** start **

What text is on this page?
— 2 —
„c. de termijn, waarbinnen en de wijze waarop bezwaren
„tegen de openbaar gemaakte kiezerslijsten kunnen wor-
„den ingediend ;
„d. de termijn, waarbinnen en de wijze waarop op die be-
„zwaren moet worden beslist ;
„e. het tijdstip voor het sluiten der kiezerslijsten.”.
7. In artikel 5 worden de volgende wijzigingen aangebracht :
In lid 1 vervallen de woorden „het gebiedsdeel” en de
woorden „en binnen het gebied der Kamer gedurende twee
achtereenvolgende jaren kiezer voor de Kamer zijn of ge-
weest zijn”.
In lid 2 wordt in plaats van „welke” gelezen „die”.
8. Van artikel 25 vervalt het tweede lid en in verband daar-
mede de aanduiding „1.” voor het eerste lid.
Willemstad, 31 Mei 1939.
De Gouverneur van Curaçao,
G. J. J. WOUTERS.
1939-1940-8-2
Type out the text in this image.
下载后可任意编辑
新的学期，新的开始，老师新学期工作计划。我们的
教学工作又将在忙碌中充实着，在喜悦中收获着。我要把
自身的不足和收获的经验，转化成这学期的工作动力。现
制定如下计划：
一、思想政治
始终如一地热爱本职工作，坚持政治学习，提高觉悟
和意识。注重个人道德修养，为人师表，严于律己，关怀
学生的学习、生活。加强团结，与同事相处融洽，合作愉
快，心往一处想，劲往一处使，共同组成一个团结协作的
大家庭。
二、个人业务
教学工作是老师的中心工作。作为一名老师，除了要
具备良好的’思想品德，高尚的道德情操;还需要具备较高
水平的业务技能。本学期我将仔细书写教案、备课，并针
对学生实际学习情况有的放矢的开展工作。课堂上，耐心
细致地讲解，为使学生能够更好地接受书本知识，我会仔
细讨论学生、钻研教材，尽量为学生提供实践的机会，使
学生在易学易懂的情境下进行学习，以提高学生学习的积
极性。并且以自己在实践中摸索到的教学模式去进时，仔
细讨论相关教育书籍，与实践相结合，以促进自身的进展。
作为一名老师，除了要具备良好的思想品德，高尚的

** end **
** start **

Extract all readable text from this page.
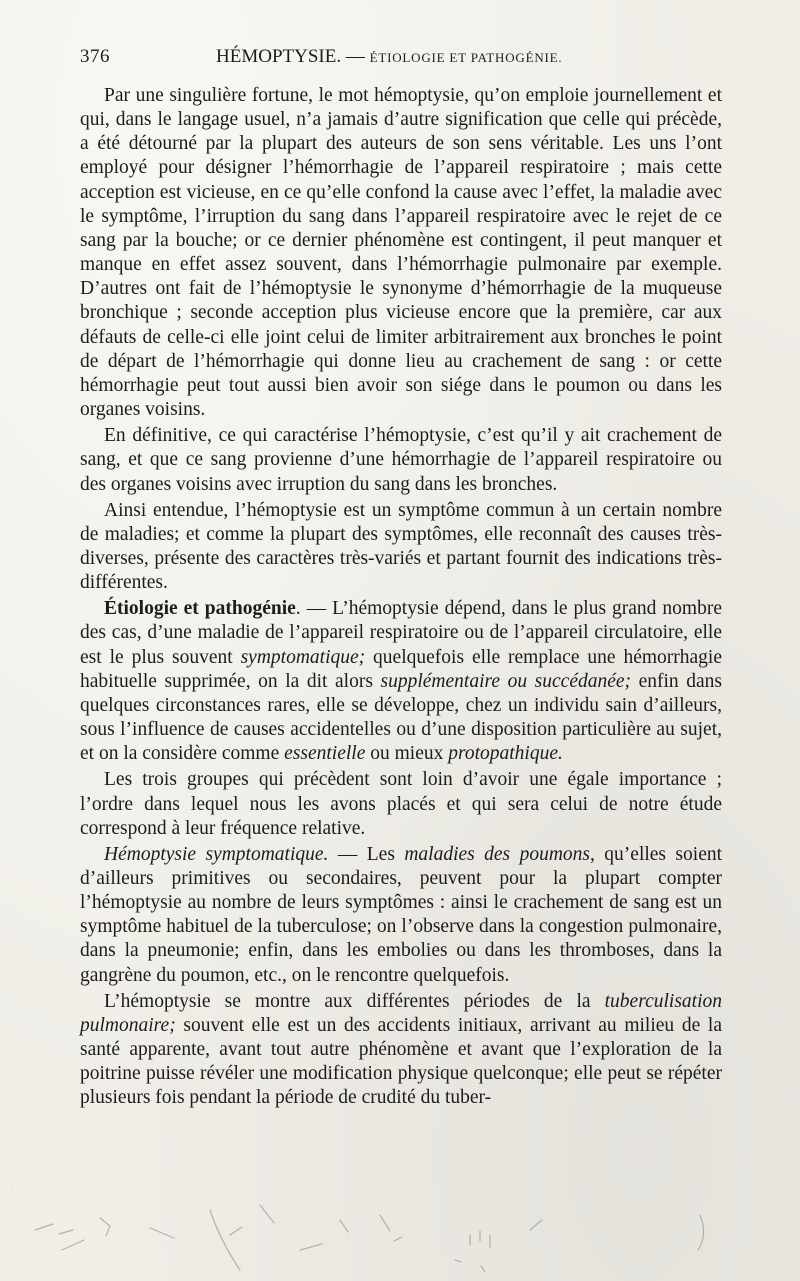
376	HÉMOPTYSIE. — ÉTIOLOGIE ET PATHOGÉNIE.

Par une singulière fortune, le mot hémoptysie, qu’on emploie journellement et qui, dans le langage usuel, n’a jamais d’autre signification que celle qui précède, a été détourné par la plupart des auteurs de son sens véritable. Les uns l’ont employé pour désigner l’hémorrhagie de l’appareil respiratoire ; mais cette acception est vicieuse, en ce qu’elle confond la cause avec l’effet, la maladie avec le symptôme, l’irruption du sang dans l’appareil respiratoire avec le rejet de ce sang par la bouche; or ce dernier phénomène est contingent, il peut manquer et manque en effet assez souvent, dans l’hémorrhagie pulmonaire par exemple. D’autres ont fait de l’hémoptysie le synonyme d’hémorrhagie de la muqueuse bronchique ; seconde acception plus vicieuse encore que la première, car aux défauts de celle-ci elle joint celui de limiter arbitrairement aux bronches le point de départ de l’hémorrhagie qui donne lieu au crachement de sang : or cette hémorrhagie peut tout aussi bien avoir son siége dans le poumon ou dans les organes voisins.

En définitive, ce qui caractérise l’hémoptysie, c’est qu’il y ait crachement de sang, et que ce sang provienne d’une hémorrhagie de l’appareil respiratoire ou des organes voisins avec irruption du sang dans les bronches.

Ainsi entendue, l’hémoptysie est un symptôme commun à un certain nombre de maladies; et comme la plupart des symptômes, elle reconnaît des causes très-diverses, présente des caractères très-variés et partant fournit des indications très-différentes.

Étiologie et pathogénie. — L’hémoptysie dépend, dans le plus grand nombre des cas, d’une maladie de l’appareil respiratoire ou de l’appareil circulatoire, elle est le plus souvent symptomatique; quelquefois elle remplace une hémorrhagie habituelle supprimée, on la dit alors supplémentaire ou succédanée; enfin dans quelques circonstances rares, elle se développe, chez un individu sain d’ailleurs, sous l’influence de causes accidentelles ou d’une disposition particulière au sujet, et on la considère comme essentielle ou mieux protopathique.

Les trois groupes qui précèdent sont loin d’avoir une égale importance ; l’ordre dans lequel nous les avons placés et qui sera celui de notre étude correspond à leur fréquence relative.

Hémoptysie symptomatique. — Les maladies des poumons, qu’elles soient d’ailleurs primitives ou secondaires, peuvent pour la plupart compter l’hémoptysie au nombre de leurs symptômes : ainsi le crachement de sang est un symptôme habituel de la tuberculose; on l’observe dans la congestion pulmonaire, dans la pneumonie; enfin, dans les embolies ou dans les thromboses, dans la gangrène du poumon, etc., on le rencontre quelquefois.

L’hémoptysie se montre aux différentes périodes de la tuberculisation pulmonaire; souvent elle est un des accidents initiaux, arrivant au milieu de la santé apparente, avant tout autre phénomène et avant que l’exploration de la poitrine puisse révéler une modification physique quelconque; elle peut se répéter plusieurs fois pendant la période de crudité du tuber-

** end **
** start **

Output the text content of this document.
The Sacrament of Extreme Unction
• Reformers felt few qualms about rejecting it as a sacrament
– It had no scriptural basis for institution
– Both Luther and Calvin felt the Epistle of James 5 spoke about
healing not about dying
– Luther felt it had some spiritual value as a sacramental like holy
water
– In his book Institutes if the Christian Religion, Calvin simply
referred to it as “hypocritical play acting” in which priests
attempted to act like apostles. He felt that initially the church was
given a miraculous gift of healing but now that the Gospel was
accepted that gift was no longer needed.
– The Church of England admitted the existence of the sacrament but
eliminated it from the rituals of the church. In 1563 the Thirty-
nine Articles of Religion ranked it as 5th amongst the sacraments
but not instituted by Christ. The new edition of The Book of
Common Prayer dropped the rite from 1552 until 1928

** end **

TASK TO COMPLETE: Copy out every line of the data that includes "Calvin".

TASK RESULT:
– Both Luther and Calvin felt the Epistle of James 5 spoke about
– In his book Institutes if the Christian Religion, Calvin simply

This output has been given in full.